Records supplied
"""
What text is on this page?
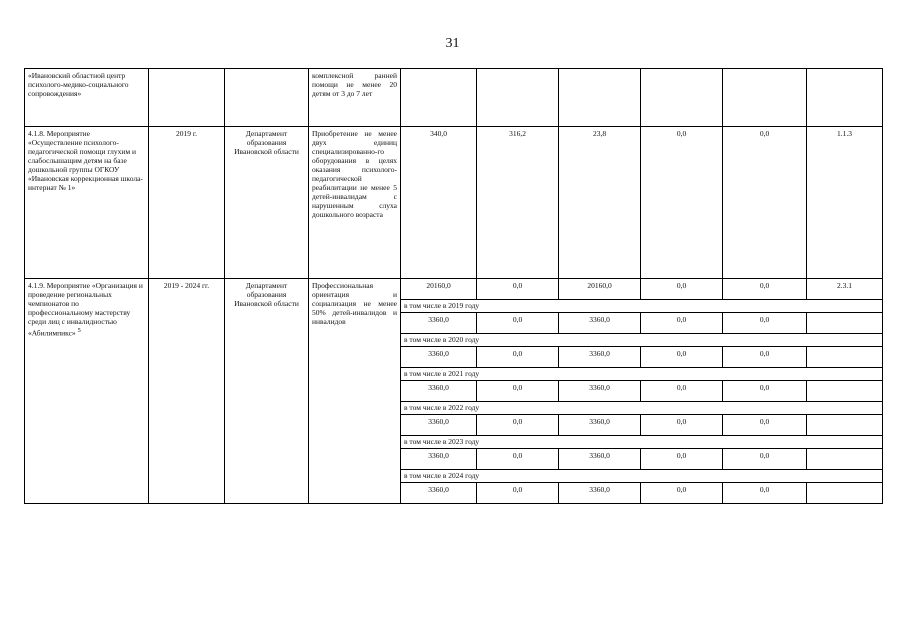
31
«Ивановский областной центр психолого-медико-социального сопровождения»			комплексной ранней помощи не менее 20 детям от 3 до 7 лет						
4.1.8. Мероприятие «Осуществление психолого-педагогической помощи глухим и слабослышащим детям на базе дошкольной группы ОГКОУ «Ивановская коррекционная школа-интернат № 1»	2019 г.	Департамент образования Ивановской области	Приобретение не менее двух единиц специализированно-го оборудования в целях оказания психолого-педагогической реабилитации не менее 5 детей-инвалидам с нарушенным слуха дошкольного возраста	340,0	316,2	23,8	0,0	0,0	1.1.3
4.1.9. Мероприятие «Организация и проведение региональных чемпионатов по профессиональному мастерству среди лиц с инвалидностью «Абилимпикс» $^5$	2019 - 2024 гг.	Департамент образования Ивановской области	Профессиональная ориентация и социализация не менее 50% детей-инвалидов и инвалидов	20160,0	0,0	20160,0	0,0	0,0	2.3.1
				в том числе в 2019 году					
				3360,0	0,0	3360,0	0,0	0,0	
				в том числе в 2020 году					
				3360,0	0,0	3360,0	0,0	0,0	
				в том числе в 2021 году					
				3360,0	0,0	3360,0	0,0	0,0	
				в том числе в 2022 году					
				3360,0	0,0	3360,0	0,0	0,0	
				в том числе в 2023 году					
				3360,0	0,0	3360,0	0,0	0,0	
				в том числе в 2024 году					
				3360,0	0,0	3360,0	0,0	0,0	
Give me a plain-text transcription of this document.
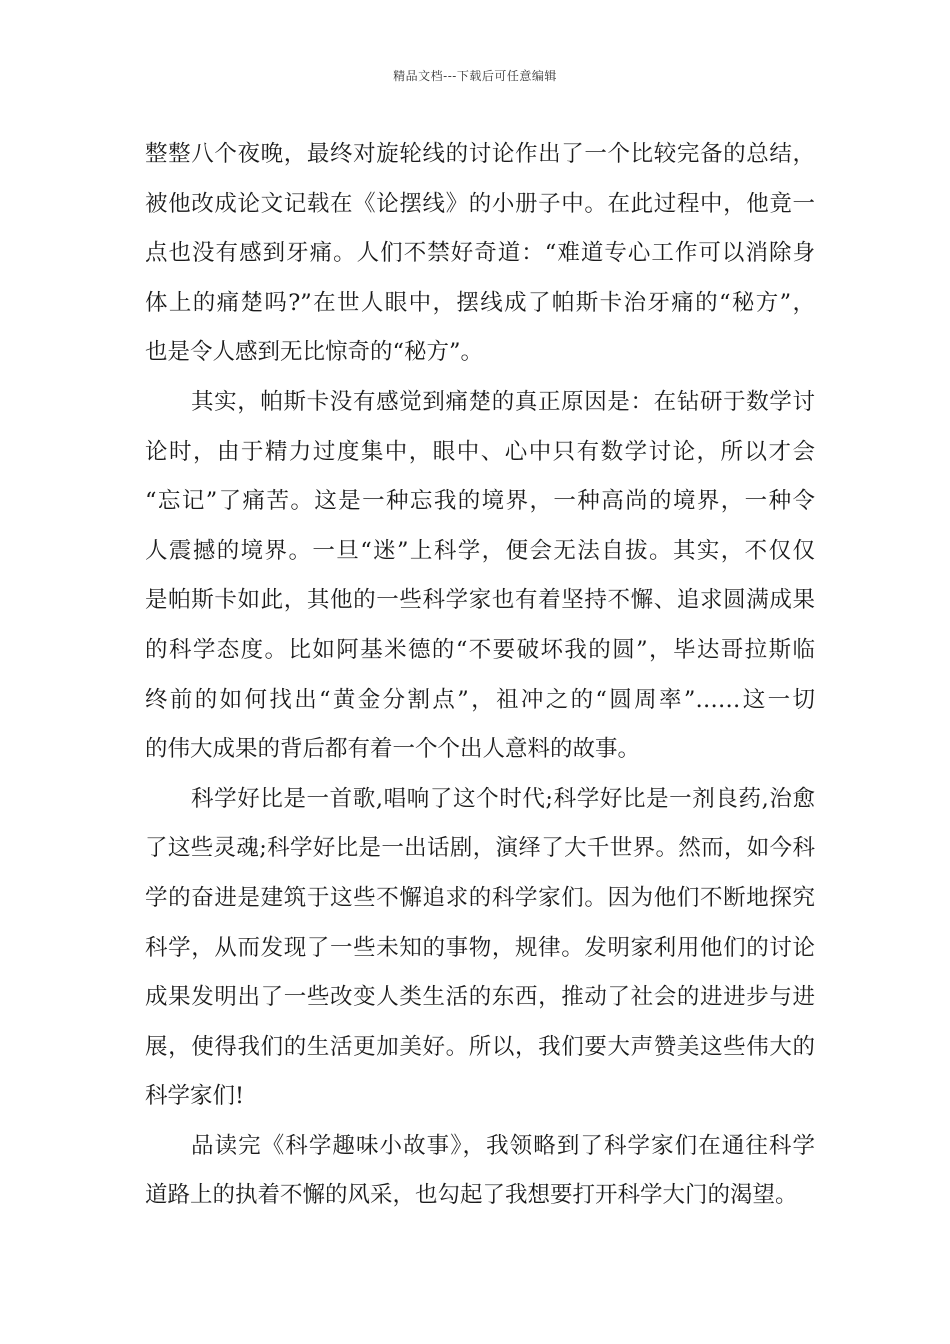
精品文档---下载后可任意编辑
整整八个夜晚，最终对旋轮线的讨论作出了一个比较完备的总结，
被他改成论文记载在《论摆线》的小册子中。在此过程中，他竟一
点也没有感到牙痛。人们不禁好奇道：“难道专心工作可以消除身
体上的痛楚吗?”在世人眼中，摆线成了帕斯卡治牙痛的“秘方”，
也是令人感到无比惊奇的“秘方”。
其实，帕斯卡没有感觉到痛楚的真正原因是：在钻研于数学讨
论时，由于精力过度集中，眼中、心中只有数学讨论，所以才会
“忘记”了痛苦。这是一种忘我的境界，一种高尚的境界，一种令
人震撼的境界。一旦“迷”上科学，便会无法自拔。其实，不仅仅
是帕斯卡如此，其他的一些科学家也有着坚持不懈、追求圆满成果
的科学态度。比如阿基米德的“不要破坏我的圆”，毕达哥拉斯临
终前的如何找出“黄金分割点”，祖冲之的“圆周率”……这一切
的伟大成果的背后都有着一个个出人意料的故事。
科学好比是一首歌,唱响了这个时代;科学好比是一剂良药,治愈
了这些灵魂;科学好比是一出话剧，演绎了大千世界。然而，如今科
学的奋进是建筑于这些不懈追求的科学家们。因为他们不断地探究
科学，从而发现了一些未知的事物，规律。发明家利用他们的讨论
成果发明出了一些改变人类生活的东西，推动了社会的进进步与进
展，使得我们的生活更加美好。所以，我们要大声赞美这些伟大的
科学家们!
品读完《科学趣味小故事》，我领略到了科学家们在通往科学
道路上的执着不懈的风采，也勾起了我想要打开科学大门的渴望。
"""
Task prompt
Every line of the material is to be quoted exactly, with no pictures carried over.

Complete answer
What text is on this page?
31
«Ивановский областной центр психолого-медико-социального сопровождения»			комплексной ранней помощи не менее 20 детям от 3 до 7 лет						
4.1.8. Мероприятие «Осуществление психолого-педагогической помощи глухим и слабослышащим детям на базе дошкольной группы ОГКОУ «Ивановская коррекционная школа-интернат № 1»	2019 г.	Департамент образования Ивановской области	Приобретение не менее двух единиц специализированно-го оборудования в целях оказания психолого-педагогической реабилитации не менее 5 детей-инвалидам с нарушенным слуха дошкольного возраста	340,0	316,2	23,8	0,0	0,0	1.1.3
4.1.9. Мероприятие «Организация и проведение региональных чемпионатов по профессиональному мастерству среди лиц с инвалидностью «Абилимпикс» $^5$	2019 - 2024 гг.	Департамент образования Ивановской области	Профессиональная ориентация и социализация не менее 50% детей-инвалидов и инвалидов	20160,0	0,0	20160,0	0,0	0,0	2.3.1
				в том числе в 2019 году					
				3360,0	0,0	3360,0	0,0	0,0	
				в том числе в 2020 году					
				3360,0	0,0	3360,0	0,0	0,0	
				в том числе в 2021 году					
				3360,0	0,0	3360,0	0,0	0,0	
				в том числе в 2022 году					
				3360,0	0,0	3360,0	0,0	0,0	
				в том числе в 2023 году					
				3360,0	0,0	3360,0	0,0	0,0	
				в том числе в 2024 году					
				3360,0	0,0	3360,0	0,0	0,0	
Give me a plain-text transcription of this document.
精品文档---下载后可任意编辑
整整八个夜晚，最终对旋轮线的讨论作出了一个比较完备的总结，
被他改成论文记载在《论摆线》的小册子中。在此过程中，他竟一
点也没有感到牙痛。人们不禁好奇道：“难道专心工作可以消除身
体上的痛楚吗?”在世人眼中，摆线成了帕斯卡治牙痛的“秘方”，
也是令人感到无比惊奇的“秘方”。
其实，帕斯卡没有感觉到痛楚的真正原因是：在钻研于数学讨
论时，由于精力过度集中，眼中、心中只有数学讨论，所以才会
“忘记”了痛苦。这是一种忘我的境界，一种高尚的境界，一种令
人震撼的境界。一旦“迷”上科学，便会无法自拔。其实，不仅仅
是帕斯卡如此，其他的一些科学家也有着坚持不懈、追求圆满成果
的科学态度。比如阿基米德的“不要破坏我的圆”，毕达哥拉斯临
终前的如何找出“黄金分割点”，祖冲之的“圆周率”……这一切
的伟大成果的背后都有着一个个出人意料的故事。
科学好比是一首歌,唱响了这个时代;科学好比是一剂良药,治愈
了这些灵魂;科学好比是一出话剧，演绎了大千世界。然而，如今科
学的奋进是建筑于这些不懈追求的科学家们。因为他们不断地探究
科学，从而发现了一些未知的事物，规律。发明家利用他们的讨论
成果发明出了一些改变人类生活的东西，推动了社会的进进步与进
展，使得我们的生活更加美好。所以，我们要大声赞美这些伟大的
科学家们!
品读完《科学趣味小故事》，我领略到了科学家们在通往科学
道路上的执着不懈的风采，也勾起了我想要打开科学大门的渴望。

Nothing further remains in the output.